Recast every line of the items below as a Markdown table with the columns Row and Line, where Row numbers each line in order and Line holds its text. Leave out any blank lines.

##### Data supplied #####

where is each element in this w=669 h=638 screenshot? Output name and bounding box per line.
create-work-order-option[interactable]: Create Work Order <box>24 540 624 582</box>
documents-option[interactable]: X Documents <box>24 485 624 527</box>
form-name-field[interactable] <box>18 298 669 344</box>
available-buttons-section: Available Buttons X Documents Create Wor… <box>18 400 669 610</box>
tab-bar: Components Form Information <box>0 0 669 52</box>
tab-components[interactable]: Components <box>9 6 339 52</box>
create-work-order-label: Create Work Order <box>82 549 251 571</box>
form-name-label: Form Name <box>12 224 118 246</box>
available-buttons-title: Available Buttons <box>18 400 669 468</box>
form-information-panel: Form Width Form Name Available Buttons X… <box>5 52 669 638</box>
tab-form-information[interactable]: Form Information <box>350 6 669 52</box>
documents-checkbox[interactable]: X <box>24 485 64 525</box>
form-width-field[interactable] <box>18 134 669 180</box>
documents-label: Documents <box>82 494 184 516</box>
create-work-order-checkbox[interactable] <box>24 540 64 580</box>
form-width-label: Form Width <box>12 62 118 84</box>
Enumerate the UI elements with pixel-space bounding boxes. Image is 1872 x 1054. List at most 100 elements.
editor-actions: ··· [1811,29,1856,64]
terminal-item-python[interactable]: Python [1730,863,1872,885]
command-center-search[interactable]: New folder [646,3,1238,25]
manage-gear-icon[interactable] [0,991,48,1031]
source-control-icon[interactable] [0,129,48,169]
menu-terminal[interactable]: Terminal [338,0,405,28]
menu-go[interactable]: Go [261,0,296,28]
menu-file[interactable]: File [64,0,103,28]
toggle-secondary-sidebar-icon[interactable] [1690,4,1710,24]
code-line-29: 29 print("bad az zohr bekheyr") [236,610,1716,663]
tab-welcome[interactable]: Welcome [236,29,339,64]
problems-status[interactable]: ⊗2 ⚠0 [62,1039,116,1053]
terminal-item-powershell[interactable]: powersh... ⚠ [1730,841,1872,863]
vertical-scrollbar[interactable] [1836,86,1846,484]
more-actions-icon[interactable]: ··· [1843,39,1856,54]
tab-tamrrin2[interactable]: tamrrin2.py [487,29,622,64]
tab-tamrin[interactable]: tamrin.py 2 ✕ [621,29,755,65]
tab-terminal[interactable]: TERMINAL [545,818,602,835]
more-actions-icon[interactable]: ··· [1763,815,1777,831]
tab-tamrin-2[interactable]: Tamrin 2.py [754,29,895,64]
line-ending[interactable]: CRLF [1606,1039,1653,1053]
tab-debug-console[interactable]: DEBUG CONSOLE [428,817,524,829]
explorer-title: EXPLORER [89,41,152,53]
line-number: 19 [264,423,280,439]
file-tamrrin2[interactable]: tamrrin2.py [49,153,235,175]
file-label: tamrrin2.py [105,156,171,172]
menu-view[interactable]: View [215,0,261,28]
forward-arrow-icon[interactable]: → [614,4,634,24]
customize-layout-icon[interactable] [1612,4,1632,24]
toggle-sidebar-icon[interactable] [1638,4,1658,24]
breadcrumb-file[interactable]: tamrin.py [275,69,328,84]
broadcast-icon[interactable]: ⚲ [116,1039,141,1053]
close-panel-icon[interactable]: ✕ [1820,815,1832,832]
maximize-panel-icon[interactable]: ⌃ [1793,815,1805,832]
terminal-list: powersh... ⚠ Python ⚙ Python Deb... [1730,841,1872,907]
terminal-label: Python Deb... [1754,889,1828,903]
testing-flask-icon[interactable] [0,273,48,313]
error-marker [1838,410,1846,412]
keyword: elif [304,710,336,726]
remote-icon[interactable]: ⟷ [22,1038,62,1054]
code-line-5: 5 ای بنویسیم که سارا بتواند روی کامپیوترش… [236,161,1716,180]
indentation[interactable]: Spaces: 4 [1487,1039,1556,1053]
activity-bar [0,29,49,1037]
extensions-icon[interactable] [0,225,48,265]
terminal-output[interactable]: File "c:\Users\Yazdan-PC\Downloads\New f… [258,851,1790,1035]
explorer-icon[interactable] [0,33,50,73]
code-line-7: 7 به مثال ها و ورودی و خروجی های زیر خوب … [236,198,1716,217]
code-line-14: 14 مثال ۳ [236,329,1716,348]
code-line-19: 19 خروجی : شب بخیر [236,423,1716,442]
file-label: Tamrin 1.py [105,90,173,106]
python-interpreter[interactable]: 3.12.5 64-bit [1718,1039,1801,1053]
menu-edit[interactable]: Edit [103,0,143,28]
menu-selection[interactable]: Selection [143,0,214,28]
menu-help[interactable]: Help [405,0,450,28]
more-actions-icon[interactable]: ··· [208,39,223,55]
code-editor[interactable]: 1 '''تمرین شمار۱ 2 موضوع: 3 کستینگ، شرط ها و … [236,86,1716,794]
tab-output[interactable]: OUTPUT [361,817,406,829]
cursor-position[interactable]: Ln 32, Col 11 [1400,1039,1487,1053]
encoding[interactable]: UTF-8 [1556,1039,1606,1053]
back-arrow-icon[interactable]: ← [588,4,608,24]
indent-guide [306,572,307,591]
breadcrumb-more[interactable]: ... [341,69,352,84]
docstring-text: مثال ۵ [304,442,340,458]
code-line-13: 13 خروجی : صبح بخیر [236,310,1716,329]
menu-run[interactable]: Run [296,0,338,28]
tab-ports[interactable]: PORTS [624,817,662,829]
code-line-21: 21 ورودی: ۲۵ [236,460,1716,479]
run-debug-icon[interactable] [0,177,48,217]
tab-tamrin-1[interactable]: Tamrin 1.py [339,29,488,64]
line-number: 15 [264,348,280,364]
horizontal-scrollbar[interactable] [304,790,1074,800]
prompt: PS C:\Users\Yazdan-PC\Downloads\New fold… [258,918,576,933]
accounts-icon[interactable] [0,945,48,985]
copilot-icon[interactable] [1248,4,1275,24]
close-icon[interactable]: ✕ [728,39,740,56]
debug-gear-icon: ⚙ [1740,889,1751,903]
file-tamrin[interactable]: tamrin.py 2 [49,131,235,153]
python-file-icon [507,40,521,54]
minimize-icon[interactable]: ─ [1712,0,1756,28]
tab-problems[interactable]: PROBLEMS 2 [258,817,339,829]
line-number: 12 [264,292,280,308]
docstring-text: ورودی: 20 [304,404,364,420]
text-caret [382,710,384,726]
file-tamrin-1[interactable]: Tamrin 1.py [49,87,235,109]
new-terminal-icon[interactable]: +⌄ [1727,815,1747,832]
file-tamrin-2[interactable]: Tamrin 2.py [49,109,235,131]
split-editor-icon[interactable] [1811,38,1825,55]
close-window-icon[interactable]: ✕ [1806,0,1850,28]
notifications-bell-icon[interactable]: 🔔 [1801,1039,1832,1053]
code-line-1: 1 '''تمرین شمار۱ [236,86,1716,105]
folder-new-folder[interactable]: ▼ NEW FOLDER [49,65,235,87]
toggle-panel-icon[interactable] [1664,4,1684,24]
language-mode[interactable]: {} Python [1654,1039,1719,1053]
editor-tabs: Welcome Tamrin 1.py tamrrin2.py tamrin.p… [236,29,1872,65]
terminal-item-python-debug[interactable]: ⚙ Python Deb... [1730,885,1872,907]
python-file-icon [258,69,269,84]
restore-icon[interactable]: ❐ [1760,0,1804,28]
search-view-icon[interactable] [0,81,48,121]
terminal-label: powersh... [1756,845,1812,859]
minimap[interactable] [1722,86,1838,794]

#####

▸ Expected answer:
| Row | Line |
|---|---|
| 1 | where is each element in this w=669 h=638 screenshot? Output name and bounding box per line. |
| 2 | create-work-order-option[interactable]: Create Work Order <box>24 540 624 582</box> |
| 3 | documents-option[interactable]: X Documents <box>24 485 624 527</box> |
| 4 | form-name-field[interactable] <box>18 298 669 344</box> |
| 5 | available-buttons-section: Available Buttons X Documents Create Wor… <box>18 400 669 610</box> |
| 6 | tab-bar: Components Form Information <box>0 0 669 52</box> |
| 7 | tab-components[interactable]: Components <box>9 6 339 52</box> |
| 8 | create-work-order-label: Create Work Order <box>82 549 251 571</box> |
| 9 | form-name-label: Form Name <box>12 224 118 246</box> |
| 10 | available-buttons-title: Available Buttons <box>18 400 669 468</box> |
| 11 | form-information-panel: Form Width Form Name Available Buttons X… <box>5 52 669 638</box> |
| 12 | tab-form-information[interactable]: Form Information <box>350 6 669 52</box> |
| 13 | documents-checkbox[interactable]: X <box>24 485 64 525</box> |
| 14 | form-width-field[interactable] <box>18 134 669 180</box> |
| 15 | documents-label: Documents <box>82 494 184 516</box> |
| 16 | create-work-order-checkbox[interactable] <box>24 540 64 580</box> |
| 17 | form-width-label: Form Width <box>12 62 118 84</box> |
| 18 | Enumerate the UI elements with pixel-space bounding boxes. Image is 1872 x 1054. List at most 100 elements. |
| 19 | editor-actions: ··· [1811,29,1856,64] |
| 20 | terminal-item-python[interactable]: Python [1730,863,1872,885] |
| 21 | command-center-search[interactable]: New folder [646,3,1238,25] |
| 22 | manage-gear-icon[interactable] [0,991,48,1031] |
| 23 | source-control-icon[interactable] [0,129,48,169] |
| 24 | menu-terminal[interactable]: Terminal [338,0,405,28] |
| 25 | menu-go[interactable]: Go [261,0,296,28] |
| 26 | menu-file[interactable]: File [64,0,103,28] |
| 27 | toggle-secondary-sidebar-icon[interactable] [1690,4,1710,24] |
| 28 | code-line-29: 29 print("bad az zohr bekheyr") [236,610,1716,663] |
| 29 | tab-welcome[interactable]: Welcome [236,29,339,64] |
| 30 | problems-status[interactable]: ⊗2 ⚠0 [62,1039,116,1053] |
| 31 | terminal-item-powershell[interactable]: powersh... ⚠ [1730,841,1872,863] |
| 32 | vertical-scrollbar[interactable] [1836,86,1846,484] |
| 33 | more-actions-icon[interactable]: ··· [1843,39,1856,54] |
| 34 | tab-tamrrin2[interactable]: tamrrin2.py [487,29,622,64] |
| 35 | tab-tamrin[interactable]: tamrin.py 2 ✕ [621,29,755,65] |
| 36 | tab-terminal[interactable]: TERMINAL [545,818,602,835] |
| 37 | more-actions-icon[interactable]: ··· [1763,815,1777,831] |
| 38 | tab-tamrin-2[interactable]: Tamrin 2.py [754,29,895,64] |
| 39 | line-ending[interactable]: CRLF [1606,1039,1653,1053] |
| 40 | tab-debug-console[interactable]: DEBUG CONSOLE [428,817,524,829] |
| 41 | explorer-title: EXPLORER [89,41,152,53] |
| 42 | line-number: 19 [264,423,280,439] |
| 43 | file-tamrrin2[interactable]: tamrrin2.py [49,153,235,175] |
| 44 | file-label: tamrrin2.py [105,156,171,172] |
| 45 | menu-view[interactable]: View [215,0,261,28] |
| 46 | forward-arrow-icon[interactable]: → [614,4,634,24] |
| 47 | customize-layout-icon[interactable] [1612,4,1632,24] |
| 48 | toggle-sidebar-icon[interactable] [1638,4,1658,24] |
| 49 | breadcrumb-file[interactable]: tamrin.py [275,69,328,84] |
| 50 | broadcast-icon[interactable]: ⚲ [116,1039,141,1053] |
| 51 | close-panel-icon[interactable]: ✕ [1820,815,1832,832] |
| 52 | maximize-panel-icon[interactable]: ⌃ [1793,815,1805,832] |
| 53 | terminal-list: powersh... ⚠ Python ⚙ Python Deb... [1730,841,1872,907] |
| 54 | terminal-label: Python Deb... [1754,889,1828,903] |
| 55 | testing-flask-icon[interactable] [0,273,48,313] |
| 56 | error-marker [1838,410,1846,412] |
| 57 | keyword: elif [304,710,336,726] |
| 58 | remote-icon[interactable]: ⟷ [22,1038,62,1054] |
| 59 | code-line-5: 5 ای بنویسیم که سارا بتواند روی کامپیوترش… [236,161,1716,180] |
| 60 | indentation[interactable]: Spaces: 4 [1487,1039,1556,1053] |
| 61 | activity-bar [0,29,49,1037] |
| 62 | extensions-icon[interactable] [0,225,48,265] |
| 63 | terminal-output[interactable]: File "c:\Users\Yazdan-PC\Downloads\New f… [258,851,1790,1035] |
| 64 | explorer-icon[interactable] [0,33,50,73] |
| 65 | code-line-7: 7 به مثال ها و ورودی و خروجی های زیر خوب … [236,198,1716,217] |
| 66 | code-line-14: 14 مثال ۳ [236,329,1716,348] |
| 67 | code-line-19: 19 خروجی : شب بخیر [236,423,1716,442] |
| 68 | file-label: Tamrin 1.py [105,90,173,106] |
| 69 | python-interpreter[interactable]: 3.12.5 64-bit [1718,1039,1801,1053] |
| 70 | menu-edit[interactable]: Edit [103,0,143,28] |
| 71 | menu-selection[interactable]: Selection [143,0,214,28] |
| 72 | menu-help[interactable]: Help [405,0,450,28] |
| 73 | more-actions-icon[interactable]: ··· [208,39,223,55] |
| 74 | code-editor[interactable]: 1 '''تمرین شمار۱ 2 موضوع: 3 کستینگ، شرط ها و … [236,86,1716,794] |
| 75 | tab-output[interactable]: OUTPUT [361,817,406,829] |
| 76 | cursor-position[interactable]: Ln 32, Col 11 [1400,1039,1487,1053] |
| 77 | encoding[interactable]: UTF-8 [1556,1039,1606,1053] |
| 78 | back-arrow-icon[interactable]: ← [588,4,608,24] |
| 79 | indent-guide [306,572,307,591] |
| 80 | breadcrumb-more[interactable]: ... [341,69,352,84] |
| 81 | docstring-text: مثال ۵ [304,442,340,458] |
| 82 | code-line-13: 13 خروجی : صبح بخیر [236,310,1716,329] |
| 83 | menu-run[interactable]: Run [296,0,338,28] |
| 84 | tab-ports[interactable]: PORTS [624,817,662,829] |
| 85 | code-line-21: 21 ورودی: ۲۵ [236,460,1716,479] |
| 86 | run-debug-icon[interactable] [0,177,48,217] |
| 87 | tab-tamrin-1[interactable]: Tamrin 1.py [339,29,488,64] |
| 88 | line-number: 15 [264,348,280,364] |
| 89 | horizontal-scrollbar[interactable] [304,790,1074,800] |
| 90 | prompt: PS C:\Users\Yazdan-PC\Downloads\New fold… [258,918,576,933] |
| 91 | accounts-icon[interactable] [0,945,48,985] |
| 92 | copilot-icon[interactable] [1248,4,1275,24] |
| 93 | close-icon[interactable]: ✕ [728,39,740,56] |
| 94 | debug-gear-icon: ⚙ [1740,889,1751,903] |
| 95 | file-tamrin[interactable]: tamrin.py 2 [49,131,235,153] |
| 96 | python-file-icon [507,40,521,54] |
| 97 | minimize-icon[interactable]: ─ [1712,0,1756,28] |
| 98 | tab-problems[interactable]: PROBLEMS 2 [258,817,339,829] |
| 99 | line-number: 12 [264,292,280,308] |
| 100 | docstring-text: ورودی: 20 [304,404,364,420] |
| 101 | text-caret [382,710,384,726] |
| 102 | file-tamrin-1[interactable]: Tamrin 1.py [49,87,235,109] |
| 103 | new-terminal-icon[interactable]: +⌄ [1727,815,1747,832] |
| 104 | file-tamrin-2[interactable]: Tamrin 2.py [49,109,235,131] |
| 105 | split-editor-icon[interactable] [1811,38,1825,55] |
| 106 | close-window-icon[interactable]: ✕ [1806,0,1850,28] |
| 107 | notifications-bell-icon[interactable]: 🔔 [1801,1039,1832,1053] |
| 108 | code-line-1: 1 '''تمرین شمار۱ [236,86,1716,105] |
| 109 | folder-new-folder[interactable]: ▼ NEW FOLDER [49,65,235,87] |
| 110 | toggle-panel-icon[interactable] [1664,4,1684,24] |
| 111 | language-mode[interactable]: {} Python [1654,1039,1719,1053] |
| 112 | editor-tabs: Welcome Tamrin 1.py tamrrin2.py tamrin.p… [236,29,1872,65] |
| 113 | terminal-item-python-debug[interactable]: ⚙ Python Deb... [1730,885,1872,907] |
| 114 | python-file-icon [258,69,269,84] |
| 115 | restore-icon[interactable]: ❐ [1760,0,1804,28] |
| 116 | search-view-icon[interactable] [0,81,48,121] |
| 117 | terminal-label: powersh... [1756,845,1812,859] |
| 118 | minimap[interactable] [1722,86,1838,794] |